▶ [What you have to do]
Give the number of lines in the data that hold the word "gest", and nothing else.

▶ [Records supplied]

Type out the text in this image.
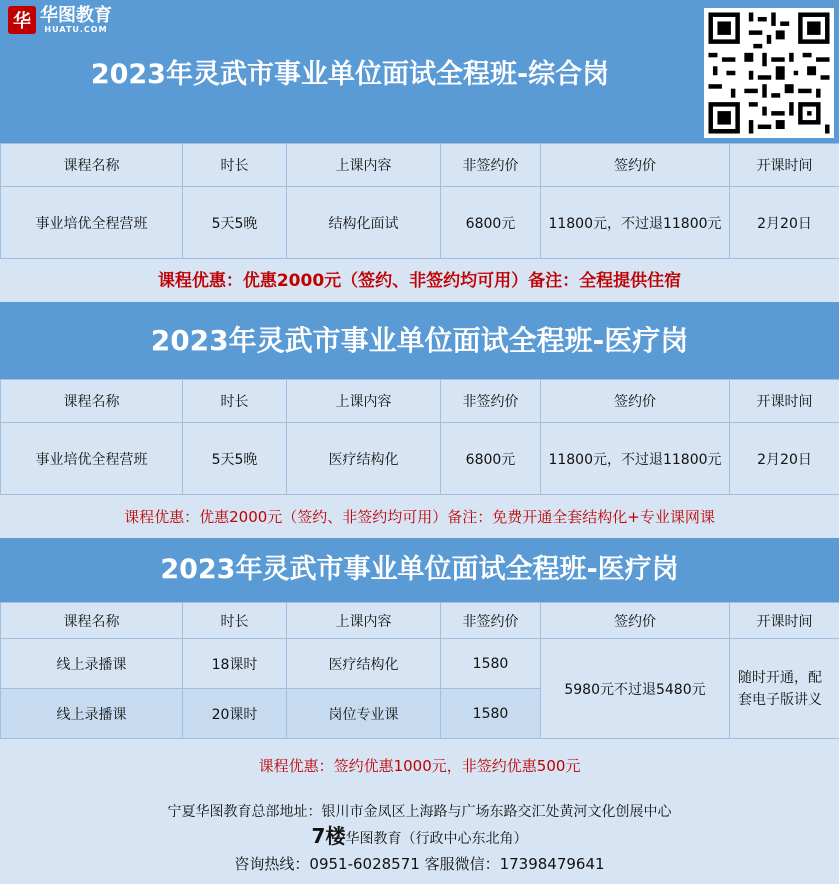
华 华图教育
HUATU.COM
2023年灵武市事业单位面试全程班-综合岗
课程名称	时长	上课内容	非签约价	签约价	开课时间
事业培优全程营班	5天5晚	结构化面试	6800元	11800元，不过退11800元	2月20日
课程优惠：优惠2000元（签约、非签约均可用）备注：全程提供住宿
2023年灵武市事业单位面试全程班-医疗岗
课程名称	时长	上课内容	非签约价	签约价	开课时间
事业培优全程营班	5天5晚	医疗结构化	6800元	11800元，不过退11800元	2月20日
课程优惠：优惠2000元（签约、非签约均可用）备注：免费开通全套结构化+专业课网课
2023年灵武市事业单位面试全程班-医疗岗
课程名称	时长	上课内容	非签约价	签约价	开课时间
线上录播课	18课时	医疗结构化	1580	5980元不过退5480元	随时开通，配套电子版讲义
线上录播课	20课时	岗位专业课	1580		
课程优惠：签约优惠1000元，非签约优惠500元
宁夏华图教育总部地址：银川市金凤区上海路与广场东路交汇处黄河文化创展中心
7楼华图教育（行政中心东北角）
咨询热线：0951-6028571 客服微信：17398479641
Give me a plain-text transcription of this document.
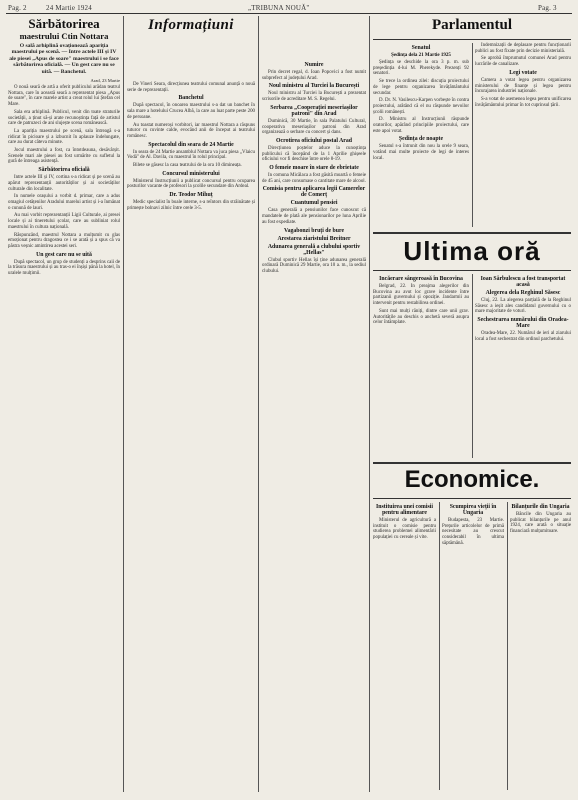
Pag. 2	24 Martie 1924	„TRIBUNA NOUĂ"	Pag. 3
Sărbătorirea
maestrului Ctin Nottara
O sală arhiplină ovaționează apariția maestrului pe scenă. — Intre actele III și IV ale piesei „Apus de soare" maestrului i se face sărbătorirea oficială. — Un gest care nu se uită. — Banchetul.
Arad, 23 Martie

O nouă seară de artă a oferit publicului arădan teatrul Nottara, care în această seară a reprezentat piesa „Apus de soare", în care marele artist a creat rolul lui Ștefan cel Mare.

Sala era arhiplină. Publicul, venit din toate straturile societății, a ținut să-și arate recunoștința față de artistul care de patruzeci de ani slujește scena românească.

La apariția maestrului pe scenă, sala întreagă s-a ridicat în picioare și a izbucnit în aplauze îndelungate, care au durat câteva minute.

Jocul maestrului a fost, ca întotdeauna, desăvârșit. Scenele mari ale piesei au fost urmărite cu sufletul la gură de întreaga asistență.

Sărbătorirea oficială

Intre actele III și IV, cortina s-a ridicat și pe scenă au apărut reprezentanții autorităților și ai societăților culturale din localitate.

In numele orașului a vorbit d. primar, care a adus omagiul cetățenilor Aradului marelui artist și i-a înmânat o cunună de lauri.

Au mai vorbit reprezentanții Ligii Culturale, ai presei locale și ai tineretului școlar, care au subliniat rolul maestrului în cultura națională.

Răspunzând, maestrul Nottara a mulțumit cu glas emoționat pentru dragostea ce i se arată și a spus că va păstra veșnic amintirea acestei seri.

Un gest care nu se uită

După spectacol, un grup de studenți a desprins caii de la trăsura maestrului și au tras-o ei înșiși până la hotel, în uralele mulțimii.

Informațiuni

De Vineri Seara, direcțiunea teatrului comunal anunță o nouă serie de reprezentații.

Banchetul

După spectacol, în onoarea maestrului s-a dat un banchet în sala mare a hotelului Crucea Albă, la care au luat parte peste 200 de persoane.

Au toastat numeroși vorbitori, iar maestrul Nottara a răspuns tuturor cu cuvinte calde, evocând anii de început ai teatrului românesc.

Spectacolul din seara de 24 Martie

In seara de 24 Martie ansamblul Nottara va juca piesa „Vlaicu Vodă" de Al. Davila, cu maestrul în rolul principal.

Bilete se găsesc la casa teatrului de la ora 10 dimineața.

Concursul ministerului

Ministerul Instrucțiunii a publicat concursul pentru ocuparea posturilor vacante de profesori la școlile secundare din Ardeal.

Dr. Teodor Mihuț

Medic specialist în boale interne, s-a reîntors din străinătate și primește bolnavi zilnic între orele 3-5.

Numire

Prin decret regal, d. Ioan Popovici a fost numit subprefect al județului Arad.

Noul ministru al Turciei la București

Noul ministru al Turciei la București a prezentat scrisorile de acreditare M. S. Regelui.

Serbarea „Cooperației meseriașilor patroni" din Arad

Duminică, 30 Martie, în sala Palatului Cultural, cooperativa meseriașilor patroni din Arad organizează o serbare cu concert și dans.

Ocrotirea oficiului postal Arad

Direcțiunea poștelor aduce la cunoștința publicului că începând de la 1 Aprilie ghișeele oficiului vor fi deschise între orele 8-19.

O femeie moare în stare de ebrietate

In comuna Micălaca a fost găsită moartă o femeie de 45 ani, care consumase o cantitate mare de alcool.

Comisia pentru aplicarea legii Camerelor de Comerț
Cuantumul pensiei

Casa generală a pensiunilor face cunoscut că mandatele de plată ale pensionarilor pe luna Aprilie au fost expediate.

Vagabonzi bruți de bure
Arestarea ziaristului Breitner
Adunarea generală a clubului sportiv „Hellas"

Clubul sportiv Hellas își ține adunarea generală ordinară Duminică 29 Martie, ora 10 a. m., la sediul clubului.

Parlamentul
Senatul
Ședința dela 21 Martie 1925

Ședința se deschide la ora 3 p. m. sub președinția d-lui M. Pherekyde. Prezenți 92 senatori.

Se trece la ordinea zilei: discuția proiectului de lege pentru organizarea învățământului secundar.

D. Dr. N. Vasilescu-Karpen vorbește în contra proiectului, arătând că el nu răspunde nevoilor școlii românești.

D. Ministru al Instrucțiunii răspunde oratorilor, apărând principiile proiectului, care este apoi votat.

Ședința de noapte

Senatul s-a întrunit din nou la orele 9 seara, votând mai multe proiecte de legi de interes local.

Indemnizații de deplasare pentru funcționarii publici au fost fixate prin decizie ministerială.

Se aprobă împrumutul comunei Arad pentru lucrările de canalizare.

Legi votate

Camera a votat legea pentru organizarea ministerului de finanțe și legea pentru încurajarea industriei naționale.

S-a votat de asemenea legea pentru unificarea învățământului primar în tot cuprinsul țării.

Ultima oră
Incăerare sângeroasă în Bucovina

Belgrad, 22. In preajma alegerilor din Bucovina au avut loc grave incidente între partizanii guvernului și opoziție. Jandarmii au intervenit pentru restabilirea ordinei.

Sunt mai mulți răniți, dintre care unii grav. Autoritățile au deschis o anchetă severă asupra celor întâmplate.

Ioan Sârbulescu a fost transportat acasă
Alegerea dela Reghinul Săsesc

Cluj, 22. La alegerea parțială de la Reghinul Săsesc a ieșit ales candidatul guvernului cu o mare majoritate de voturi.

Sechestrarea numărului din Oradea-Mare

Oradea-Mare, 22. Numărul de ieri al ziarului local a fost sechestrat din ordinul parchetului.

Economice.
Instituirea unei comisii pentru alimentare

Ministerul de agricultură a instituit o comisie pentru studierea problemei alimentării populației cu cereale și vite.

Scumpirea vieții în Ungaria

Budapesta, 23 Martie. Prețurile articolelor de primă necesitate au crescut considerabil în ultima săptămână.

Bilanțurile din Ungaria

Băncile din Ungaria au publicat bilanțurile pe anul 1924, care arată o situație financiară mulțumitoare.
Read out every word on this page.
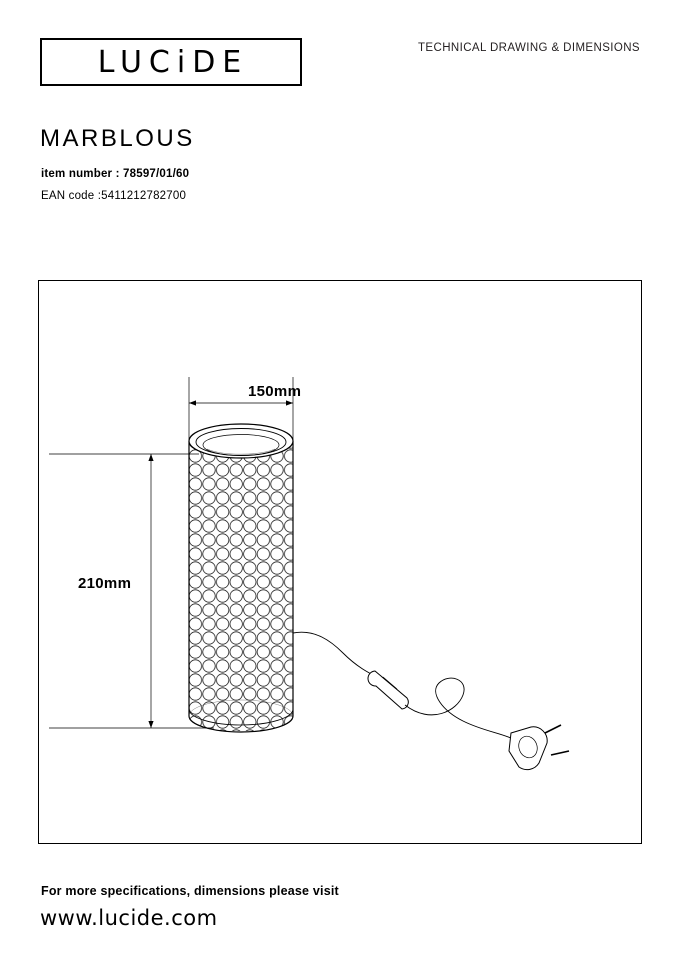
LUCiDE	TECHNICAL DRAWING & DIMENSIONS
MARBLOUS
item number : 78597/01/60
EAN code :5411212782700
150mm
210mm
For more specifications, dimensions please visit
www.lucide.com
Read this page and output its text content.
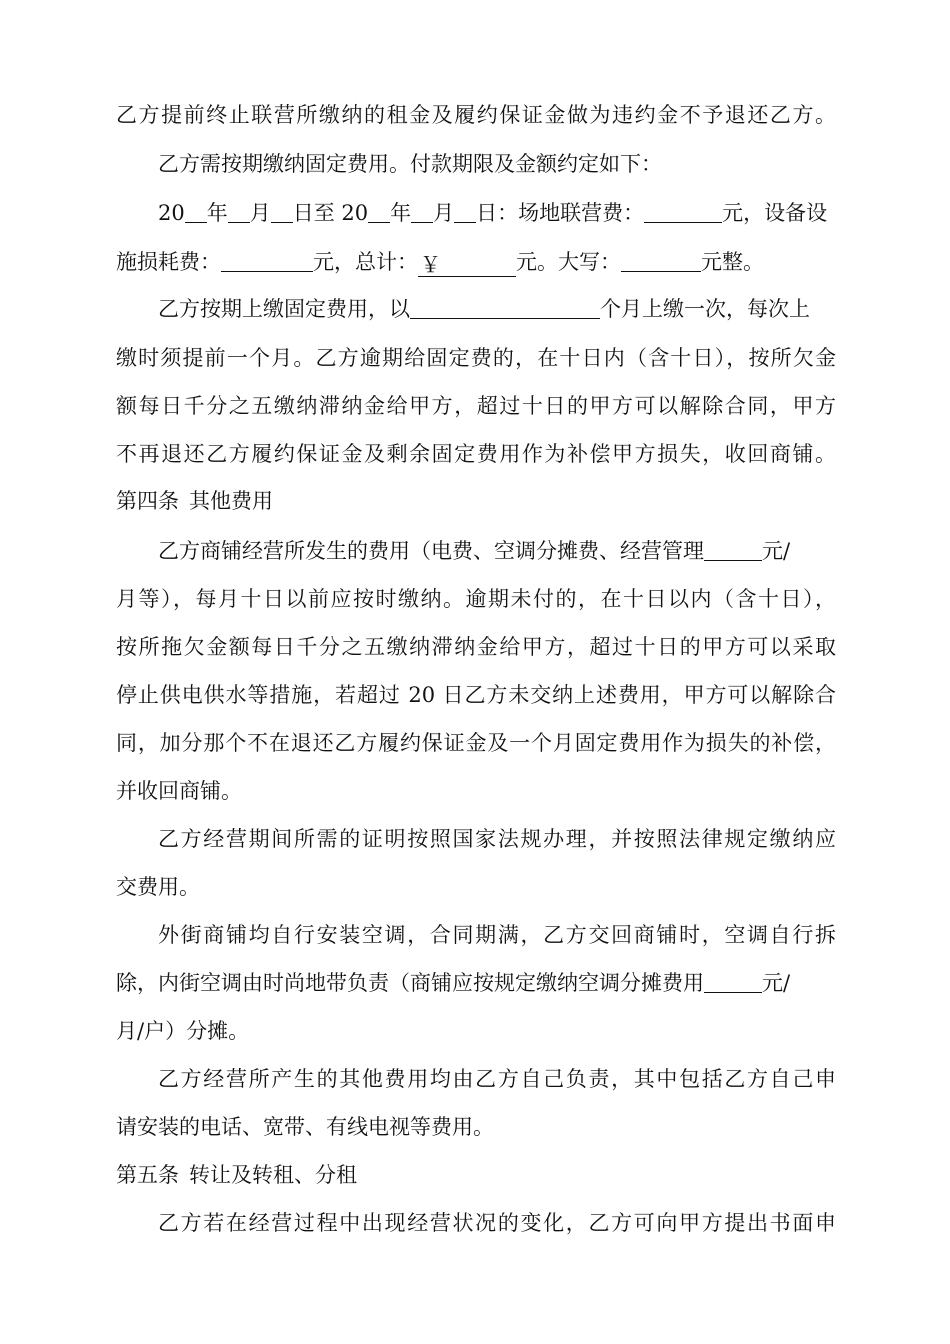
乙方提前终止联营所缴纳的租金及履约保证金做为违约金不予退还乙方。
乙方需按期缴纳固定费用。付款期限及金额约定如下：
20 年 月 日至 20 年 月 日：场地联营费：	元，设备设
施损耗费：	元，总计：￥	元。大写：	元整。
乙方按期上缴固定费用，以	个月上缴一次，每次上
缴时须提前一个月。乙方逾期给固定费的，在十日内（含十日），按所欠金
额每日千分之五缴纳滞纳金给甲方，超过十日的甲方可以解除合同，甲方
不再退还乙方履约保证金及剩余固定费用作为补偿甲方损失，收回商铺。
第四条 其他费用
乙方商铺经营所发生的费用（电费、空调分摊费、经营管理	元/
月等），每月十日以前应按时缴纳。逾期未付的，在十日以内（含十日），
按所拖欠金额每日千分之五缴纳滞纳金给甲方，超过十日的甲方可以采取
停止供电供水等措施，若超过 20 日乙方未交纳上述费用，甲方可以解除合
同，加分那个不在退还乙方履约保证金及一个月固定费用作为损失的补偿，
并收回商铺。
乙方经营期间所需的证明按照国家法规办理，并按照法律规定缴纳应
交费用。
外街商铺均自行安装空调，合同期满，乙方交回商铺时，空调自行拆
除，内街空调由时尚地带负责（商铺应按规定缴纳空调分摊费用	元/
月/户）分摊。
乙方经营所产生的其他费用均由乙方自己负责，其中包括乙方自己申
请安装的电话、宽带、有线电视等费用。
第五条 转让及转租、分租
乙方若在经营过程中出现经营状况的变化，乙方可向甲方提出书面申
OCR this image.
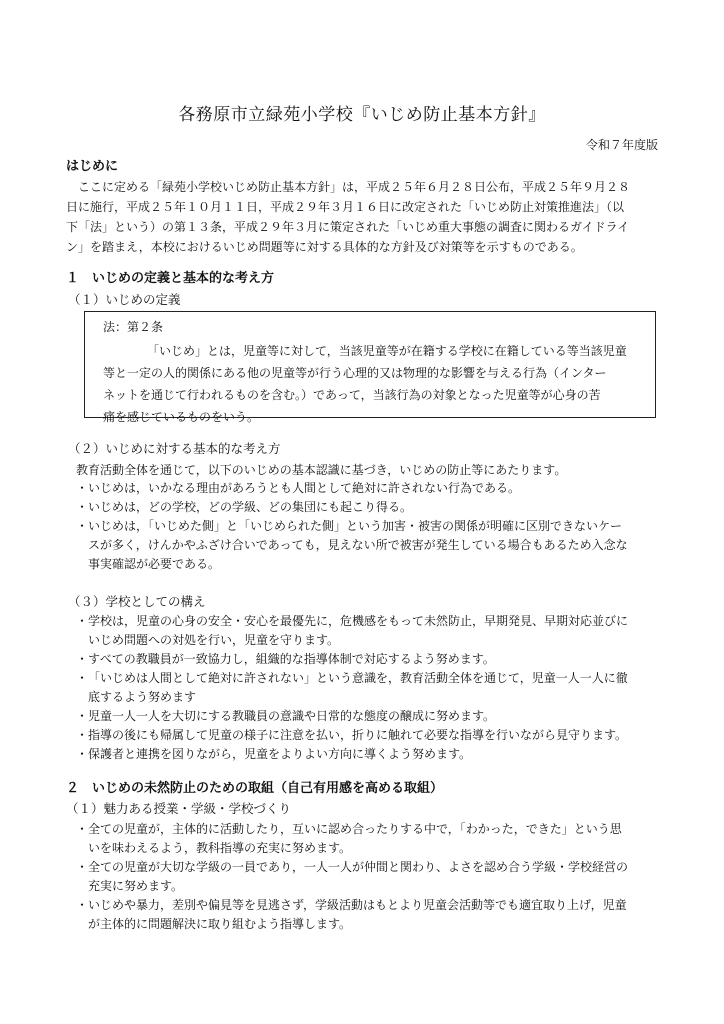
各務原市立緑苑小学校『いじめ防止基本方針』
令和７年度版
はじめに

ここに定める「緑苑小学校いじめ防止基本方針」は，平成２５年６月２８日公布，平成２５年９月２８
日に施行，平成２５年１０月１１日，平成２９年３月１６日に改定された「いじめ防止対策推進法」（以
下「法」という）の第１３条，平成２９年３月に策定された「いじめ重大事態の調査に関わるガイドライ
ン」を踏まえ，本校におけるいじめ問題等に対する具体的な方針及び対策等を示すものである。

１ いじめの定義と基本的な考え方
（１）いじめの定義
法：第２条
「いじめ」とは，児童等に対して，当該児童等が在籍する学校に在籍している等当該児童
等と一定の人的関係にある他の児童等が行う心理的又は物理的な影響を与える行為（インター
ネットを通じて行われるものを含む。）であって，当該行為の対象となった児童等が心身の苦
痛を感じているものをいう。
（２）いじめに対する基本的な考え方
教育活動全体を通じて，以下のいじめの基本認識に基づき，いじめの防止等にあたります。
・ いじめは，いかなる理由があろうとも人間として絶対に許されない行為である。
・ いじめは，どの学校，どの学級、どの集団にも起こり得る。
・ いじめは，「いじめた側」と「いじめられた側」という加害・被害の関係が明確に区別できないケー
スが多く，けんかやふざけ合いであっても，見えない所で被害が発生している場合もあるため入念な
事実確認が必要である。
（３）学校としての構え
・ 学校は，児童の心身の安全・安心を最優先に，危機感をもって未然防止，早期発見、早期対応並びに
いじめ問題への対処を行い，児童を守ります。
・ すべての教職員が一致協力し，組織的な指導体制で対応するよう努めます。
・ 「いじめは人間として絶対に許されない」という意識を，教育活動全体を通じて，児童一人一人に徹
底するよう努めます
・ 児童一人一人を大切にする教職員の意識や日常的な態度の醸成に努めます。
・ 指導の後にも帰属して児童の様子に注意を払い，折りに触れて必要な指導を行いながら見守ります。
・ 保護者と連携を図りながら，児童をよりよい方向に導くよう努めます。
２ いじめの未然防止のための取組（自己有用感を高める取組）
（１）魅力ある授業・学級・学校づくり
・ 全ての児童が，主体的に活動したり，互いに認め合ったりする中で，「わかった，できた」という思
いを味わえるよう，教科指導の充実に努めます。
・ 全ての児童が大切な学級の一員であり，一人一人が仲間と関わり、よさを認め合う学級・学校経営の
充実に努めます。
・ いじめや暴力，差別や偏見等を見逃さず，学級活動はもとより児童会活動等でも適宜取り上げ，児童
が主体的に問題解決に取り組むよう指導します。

▶ [Task solution]
2